## GIVEN INSTRUCTION
From the entries that follow, gather each line holding the word "JSON".
#### RECORDS SHOWN
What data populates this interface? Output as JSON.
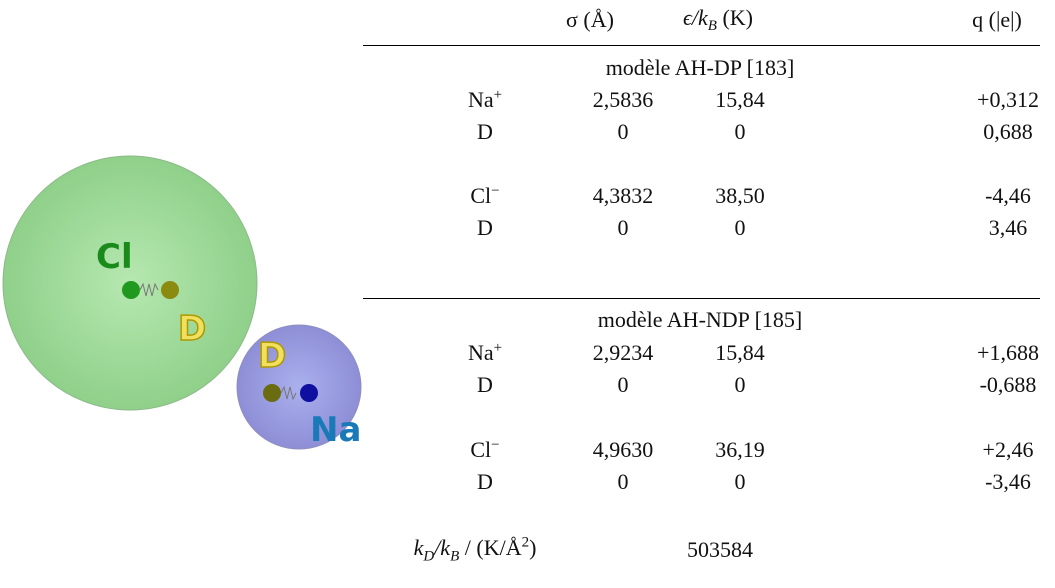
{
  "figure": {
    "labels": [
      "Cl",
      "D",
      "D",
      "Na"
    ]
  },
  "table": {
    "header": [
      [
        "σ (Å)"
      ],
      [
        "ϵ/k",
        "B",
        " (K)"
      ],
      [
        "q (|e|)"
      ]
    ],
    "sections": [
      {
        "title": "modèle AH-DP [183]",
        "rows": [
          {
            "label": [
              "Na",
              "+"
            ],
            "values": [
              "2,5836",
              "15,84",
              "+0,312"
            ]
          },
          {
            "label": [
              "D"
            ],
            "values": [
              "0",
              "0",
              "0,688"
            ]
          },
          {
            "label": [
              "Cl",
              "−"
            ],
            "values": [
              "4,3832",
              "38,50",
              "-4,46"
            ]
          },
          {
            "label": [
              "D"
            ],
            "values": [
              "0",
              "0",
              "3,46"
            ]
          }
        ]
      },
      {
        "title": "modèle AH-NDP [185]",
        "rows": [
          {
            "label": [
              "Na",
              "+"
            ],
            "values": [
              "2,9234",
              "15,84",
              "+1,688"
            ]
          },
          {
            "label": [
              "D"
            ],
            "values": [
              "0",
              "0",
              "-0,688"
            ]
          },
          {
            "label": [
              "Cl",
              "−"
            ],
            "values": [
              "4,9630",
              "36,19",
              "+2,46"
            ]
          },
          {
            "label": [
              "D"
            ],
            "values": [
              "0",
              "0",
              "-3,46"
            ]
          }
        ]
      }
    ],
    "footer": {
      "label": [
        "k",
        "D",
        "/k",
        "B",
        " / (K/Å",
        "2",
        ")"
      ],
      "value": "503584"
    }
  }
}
########
#### RECORDS SHOWN
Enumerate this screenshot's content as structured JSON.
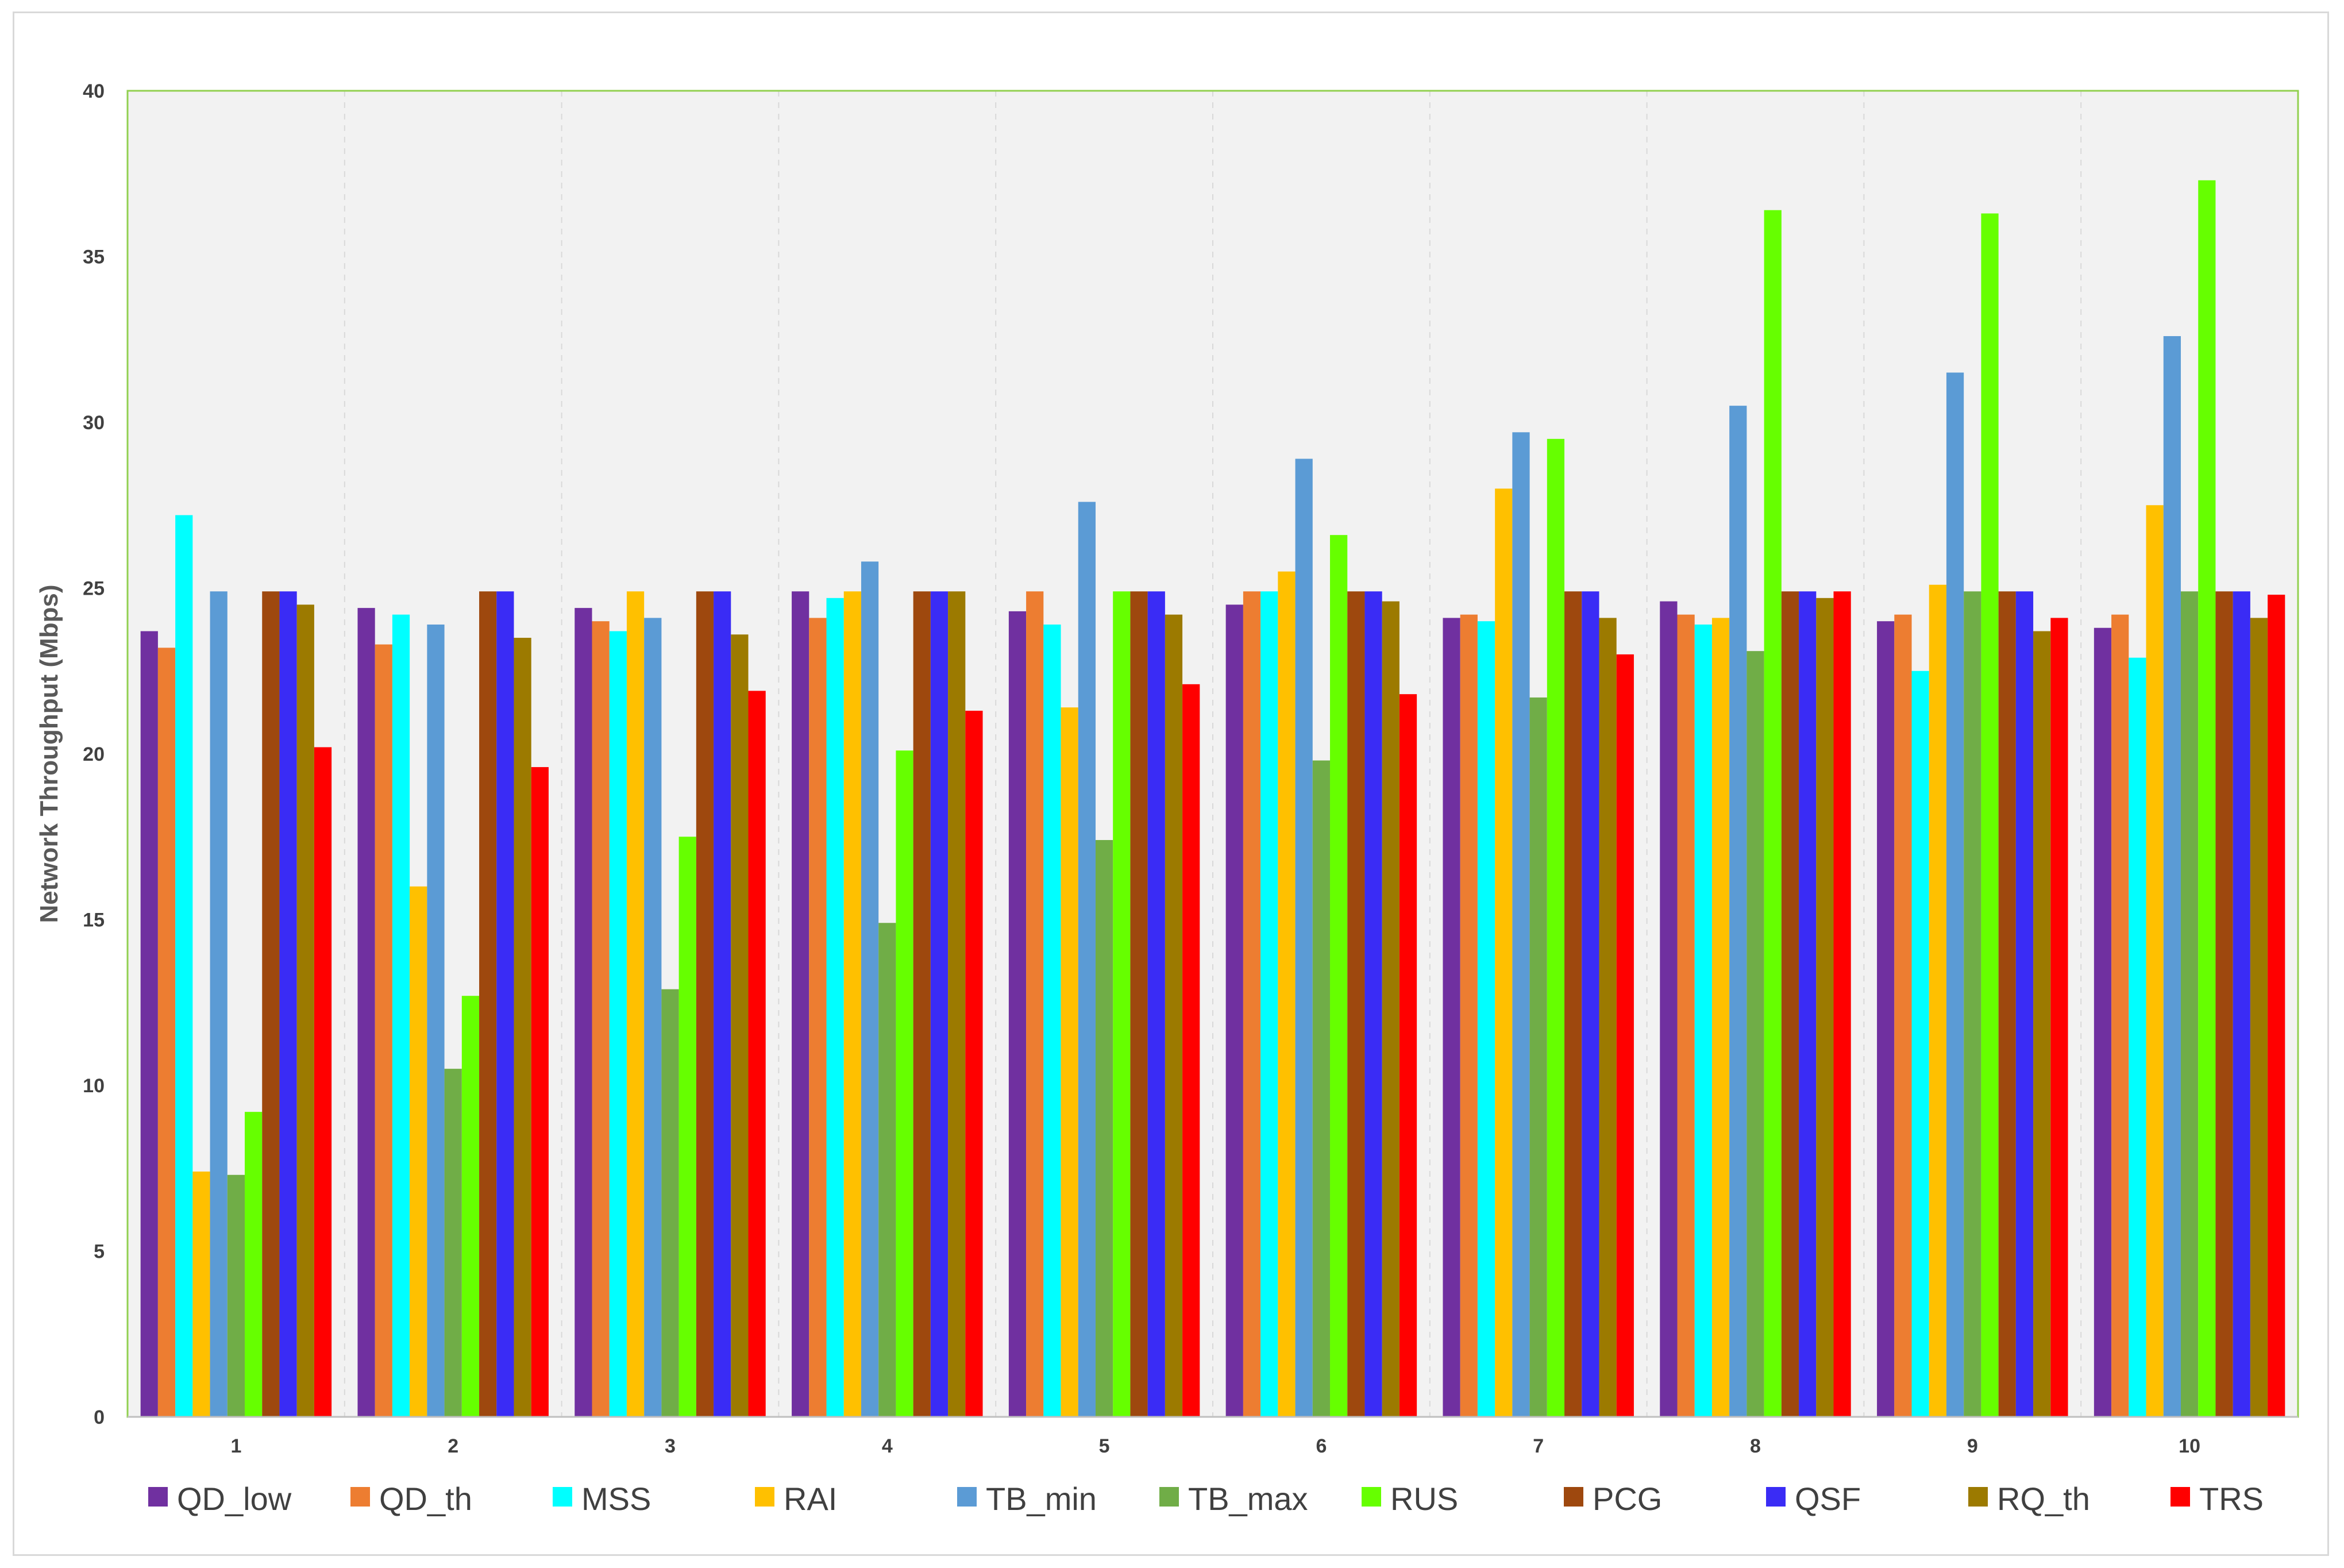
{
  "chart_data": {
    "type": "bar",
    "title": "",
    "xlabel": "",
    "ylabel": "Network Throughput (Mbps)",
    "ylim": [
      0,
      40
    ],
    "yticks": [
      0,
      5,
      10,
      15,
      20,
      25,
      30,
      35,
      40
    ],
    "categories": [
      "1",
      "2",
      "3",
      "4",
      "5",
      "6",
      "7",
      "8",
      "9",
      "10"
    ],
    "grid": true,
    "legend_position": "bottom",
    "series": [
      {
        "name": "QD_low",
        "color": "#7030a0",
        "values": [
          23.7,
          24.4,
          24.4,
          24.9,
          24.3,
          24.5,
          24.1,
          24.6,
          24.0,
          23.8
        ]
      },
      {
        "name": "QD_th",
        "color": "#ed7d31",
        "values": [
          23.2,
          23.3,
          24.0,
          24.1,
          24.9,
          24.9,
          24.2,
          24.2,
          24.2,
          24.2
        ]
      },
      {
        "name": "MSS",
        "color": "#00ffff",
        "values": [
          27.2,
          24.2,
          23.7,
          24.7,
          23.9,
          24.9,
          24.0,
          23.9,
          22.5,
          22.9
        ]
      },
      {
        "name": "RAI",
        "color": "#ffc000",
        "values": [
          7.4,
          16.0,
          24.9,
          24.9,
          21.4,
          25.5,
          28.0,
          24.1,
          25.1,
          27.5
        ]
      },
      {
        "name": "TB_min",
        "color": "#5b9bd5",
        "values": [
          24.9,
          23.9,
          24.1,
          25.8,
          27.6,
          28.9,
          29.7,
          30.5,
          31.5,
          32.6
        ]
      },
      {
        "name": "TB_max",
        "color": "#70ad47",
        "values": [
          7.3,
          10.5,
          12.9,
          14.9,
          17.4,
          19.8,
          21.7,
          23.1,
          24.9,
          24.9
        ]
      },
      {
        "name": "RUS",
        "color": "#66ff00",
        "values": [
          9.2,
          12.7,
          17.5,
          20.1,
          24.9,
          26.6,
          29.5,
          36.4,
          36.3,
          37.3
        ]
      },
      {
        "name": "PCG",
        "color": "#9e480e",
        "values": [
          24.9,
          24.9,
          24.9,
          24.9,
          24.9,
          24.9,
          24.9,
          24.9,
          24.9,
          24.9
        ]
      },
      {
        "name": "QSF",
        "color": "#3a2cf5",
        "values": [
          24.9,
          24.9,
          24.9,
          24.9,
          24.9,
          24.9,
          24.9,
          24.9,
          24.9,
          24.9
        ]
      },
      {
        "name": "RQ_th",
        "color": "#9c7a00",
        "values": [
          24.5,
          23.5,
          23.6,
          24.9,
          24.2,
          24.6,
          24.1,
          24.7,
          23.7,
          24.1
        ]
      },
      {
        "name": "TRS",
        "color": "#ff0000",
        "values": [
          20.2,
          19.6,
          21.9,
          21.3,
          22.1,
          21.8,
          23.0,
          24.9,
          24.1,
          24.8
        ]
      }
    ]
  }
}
########
## WRITTEN RESPONSE
What data populates this interface? Output as JSON.
Enumerate this screenshot's content as structured JSON.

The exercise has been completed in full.